#### What you should do:
Count lines with "AVANÇADO" in them. Report only the total.
start Provided data
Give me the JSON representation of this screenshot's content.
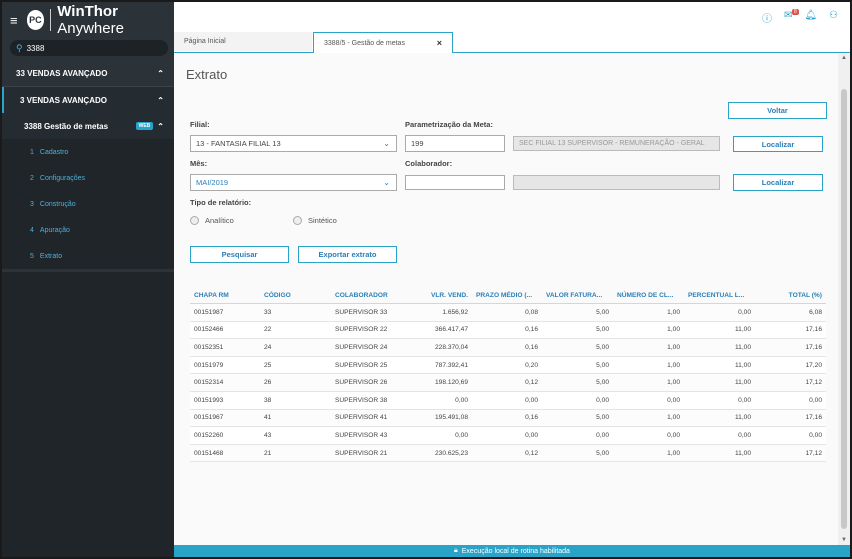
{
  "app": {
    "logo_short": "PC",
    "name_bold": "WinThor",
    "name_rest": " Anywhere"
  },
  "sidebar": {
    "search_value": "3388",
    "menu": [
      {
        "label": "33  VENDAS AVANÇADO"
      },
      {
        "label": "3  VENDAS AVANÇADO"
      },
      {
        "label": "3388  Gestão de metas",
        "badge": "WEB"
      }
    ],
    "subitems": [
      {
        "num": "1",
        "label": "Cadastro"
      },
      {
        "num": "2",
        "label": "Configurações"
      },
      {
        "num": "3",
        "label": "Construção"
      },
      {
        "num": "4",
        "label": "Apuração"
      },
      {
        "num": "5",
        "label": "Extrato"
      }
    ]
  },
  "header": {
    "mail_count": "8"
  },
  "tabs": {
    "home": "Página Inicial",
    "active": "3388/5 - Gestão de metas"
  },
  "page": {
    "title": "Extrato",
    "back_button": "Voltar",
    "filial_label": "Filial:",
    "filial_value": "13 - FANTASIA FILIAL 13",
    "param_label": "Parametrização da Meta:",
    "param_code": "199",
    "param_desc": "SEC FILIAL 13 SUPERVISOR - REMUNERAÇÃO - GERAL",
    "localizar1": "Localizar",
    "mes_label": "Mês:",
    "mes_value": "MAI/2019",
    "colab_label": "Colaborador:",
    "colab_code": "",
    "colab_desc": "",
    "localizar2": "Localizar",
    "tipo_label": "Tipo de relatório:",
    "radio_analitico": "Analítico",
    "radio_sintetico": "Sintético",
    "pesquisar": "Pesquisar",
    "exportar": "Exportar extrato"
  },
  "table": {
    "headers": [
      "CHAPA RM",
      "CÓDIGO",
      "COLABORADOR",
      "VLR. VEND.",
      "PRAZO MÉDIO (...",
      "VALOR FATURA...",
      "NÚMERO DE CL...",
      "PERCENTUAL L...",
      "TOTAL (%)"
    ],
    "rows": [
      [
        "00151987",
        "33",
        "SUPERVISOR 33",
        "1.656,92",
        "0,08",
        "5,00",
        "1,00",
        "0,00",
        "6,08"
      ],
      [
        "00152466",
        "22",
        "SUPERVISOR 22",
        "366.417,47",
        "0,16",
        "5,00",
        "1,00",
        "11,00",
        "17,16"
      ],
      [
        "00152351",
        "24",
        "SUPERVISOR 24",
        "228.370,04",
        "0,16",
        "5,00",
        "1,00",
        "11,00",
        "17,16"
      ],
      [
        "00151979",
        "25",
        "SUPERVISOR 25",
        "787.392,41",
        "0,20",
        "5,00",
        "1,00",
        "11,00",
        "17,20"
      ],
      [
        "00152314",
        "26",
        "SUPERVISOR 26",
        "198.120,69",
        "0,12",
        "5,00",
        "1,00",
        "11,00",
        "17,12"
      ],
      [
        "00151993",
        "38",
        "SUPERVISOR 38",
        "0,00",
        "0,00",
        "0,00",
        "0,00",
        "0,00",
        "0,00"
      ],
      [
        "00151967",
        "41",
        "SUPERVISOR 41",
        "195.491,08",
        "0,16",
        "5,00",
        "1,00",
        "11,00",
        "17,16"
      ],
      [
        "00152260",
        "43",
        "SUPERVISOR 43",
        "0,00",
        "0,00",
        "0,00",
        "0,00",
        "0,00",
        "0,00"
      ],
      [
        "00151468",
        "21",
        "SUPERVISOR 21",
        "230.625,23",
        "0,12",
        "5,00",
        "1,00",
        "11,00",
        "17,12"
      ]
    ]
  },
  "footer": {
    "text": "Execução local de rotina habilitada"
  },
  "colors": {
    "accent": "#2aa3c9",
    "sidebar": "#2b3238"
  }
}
end Provided data
#### Finished answer:
2